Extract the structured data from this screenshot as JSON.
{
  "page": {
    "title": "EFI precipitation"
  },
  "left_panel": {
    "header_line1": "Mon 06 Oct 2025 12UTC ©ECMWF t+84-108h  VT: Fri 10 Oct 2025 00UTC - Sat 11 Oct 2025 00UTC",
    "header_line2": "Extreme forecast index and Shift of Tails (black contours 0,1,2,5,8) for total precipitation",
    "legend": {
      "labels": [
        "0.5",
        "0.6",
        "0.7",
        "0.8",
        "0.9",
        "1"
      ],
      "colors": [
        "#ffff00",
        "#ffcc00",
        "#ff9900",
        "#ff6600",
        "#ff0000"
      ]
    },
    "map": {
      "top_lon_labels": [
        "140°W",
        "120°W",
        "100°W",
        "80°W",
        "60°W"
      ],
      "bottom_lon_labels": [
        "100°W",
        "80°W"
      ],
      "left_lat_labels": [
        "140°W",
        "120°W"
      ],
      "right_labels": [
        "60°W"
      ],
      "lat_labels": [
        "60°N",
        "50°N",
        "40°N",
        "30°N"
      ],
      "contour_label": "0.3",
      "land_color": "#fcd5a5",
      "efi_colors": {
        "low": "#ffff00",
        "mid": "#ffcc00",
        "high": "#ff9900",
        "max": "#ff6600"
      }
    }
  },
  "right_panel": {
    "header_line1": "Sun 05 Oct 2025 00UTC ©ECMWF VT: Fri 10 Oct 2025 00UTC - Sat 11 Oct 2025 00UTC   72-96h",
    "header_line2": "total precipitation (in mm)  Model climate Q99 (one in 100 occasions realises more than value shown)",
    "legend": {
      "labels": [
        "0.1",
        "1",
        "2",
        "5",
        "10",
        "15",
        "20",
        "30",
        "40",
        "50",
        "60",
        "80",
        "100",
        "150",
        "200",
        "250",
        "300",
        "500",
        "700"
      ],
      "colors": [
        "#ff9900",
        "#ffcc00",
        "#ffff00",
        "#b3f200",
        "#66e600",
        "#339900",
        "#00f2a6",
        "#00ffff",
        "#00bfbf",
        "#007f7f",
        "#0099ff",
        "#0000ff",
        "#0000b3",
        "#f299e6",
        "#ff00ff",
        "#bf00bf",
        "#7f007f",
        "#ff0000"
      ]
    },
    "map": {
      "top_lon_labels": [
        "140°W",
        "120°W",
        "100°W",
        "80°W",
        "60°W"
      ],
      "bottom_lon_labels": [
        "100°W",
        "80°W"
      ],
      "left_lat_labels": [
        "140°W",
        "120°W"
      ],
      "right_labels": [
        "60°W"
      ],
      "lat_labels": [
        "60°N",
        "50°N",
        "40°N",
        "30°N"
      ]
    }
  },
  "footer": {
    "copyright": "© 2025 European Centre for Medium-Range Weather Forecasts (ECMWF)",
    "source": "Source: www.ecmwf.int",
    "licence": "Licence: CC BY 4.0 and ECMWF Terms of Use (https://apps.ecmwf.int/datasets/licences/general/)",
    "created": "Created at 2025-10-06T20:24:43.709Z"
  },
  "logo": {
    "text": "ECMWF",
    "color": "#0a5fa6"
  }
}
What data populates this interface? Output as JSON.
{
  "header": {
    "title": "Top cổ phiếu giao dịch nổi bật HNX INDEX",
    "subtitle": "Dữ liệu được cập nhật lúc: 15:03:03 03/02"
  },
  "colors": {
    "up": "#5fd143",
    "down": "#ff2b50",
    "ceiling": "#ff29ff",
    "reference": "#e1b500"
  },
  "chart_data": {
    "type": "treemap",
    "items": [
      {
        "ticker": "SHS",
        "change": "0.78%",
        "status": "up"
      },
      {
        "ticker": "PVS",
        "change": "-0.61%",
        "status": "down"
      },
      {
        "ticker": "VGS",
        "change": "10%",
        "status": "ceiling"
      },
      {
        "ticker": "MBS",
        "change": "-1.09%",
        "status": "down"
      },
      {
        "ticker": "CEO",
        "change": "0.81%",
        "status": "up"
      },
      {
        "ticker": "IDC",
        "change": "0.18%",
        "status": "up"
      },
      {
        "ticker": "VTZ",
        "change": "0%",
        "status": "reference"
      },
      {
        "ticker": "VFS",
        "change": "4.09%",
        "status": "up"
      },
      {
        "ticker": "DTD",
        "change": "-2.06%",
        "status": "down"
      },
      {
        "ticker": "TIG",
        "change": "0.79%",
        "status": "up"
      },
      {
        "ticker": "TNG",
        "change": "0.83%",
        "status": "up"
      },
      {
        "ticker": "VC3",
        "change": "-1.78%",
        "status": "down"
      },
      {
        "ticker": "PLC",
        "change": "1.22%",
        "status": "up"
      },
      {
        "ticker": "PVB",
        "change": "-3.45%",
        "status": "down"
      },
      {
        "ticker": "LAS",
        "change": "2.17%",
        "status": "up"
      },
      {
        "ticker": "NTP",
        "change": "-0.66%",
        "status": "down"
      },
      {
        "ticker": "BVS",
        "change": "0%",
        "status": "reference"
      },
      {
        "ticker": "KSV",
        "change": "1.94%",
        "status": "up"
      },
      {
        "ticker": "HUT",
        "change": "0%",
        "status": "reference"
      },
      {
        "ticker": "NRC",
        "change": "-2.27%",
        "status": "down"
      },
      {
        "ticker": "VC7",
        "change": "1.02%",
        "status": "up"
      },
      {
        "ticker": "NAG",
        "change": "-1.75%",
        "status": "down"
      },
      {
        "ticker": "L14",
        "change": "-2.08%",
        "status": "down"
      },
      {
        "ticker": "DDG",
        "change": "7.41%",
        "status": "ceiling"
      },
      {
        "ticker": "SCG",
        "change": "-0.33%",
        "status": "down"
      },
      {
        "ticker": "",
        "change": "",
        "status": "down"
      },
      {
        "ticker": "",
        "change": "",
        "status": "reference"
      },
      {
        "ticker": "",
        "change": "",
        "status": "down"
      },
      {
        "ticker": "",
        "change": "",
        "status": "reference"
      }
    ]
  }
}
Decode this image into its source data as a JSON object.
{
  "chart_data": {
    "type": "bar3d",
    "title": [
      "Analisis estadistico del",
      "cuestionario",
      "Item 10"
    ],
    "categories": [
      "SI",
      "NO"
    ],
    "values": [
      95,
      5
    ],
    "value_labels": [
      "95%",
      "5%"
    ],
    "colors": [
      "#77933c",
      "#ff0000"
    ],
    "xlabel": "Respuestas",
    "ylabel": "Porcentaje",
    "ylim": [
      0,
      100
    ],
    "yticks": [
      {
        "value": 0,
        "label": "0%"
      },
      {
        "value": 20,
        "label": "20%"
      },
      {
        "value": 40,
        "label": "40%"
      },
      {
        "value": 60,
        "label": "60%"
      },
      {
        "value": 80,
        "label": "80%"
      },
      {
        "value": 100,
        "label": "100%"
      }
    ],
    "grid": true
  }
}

———

Problem description: Pull every line containing the word "JSON" out of the entries above.

Output of the task:
Extract the structured data from this screenshot as JSON.
What data populates this interface? Output as JSON.
Decode this image into its source data as a JSON object.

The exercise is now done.